→ Data for this exercise:
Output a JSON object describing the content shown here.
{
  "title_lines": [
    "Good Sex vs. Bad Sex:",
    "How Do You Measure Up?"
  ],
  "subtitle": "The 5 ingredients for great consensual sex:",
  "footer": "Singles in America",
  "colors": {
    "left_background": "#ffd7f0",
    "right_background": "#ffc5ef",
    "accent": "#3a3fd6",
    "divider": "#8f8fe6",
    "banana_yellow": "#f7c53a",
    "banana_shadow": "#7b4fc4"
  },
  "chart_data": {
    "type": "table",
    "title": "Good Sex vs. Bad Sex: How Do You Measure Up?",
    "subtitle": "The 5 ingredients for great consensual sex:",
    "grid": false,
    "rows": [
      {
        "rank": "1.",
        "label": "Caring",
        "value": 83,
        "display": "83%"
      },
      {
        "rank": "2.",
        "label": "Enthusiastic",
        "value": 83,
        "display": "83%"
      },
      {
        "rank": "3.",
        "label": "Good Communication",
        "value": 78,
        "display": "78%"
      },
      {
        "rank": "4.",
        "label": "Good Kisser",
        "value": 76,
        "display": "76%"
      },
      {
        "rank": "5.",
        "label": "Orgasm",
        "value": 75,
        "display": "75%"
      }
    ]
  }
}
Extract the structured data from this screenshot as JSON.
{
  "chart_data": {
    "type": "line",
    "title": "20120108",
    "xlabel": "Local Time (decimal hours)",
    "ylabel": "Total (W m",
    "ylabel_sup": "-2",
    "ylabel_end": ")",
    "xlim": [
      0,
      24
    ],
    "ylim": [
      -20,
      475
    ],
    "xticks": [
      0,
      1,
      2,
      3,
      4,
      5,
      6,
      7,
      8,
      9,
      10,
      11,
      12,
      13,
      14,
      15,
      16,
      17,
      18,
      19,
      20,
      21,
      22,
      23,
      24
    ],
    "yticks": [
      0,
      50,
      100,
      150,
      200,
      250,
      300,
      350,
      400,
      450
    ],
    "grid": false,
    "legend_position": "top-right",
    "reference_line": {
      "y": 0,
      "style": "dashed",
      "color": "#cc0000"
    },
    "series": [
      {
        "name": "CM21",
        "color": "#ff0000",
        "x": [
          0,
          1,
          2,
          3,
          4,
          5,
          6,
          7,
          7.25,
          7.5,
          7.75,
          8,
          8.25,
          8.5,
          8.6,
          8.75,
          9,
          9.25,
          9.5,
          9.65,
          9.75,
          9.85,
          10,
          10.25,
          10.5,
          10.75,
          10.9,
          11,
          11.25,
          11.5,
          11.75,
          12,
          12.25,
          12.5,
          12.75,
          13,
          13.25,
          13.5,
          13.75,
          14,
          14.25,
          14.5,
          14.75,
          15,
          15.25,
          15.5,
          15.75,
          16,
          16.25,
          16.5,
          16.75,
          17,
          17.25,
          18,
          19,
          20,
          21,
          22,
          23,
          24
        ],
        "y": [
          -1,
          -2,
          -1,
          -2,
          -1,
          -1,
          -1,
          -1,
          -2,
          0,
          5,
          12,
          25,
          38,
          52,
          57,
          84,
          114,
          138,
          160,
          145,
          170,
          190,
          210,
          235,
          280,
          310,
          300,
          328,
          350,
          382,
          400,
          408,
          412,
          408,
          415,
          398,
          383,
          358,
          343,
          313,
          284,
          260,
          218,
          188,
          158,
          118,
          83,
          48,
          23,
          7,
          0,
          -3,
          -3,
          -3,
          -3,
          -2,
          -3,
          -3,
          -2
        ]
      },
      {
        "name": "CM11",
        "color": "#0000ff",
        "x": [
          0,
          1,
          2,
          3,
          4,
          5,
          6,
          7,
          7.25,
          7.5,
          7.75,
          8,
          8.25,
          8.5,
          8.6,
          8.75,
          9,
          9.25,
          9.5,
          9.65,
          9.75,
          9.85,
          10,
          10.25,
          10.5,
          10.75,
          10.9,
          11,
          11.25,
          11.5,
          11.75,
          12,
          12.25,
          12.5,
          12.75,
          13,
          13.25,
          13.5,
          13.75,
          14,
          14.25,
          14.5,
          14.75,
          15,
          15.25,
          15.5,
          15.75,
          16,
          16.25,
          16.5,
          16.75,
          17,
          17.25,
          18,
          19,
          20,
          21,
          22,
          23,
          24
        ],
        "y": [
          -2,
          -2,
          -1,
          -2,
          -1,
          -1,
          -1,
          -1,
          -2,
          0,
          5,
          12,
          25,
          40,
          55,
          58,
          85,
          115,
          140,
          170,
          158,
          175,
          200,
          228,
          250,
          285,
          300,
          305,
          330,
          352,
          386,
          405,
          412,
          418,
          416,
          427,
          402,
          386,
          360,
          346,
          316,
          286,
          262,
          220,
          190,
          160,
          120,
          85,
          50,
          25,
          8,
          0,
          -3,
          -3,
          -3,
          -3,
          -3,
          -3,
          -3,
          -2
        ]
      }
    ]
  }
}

→ To be done: Identify each line in the records above containing the word "great"; copy those lines.

→ In response:
  "subtitle": "The 5 ingredients for great consensual sex:",
    "subtitle": "The 5 ingredients for great consensual sex:",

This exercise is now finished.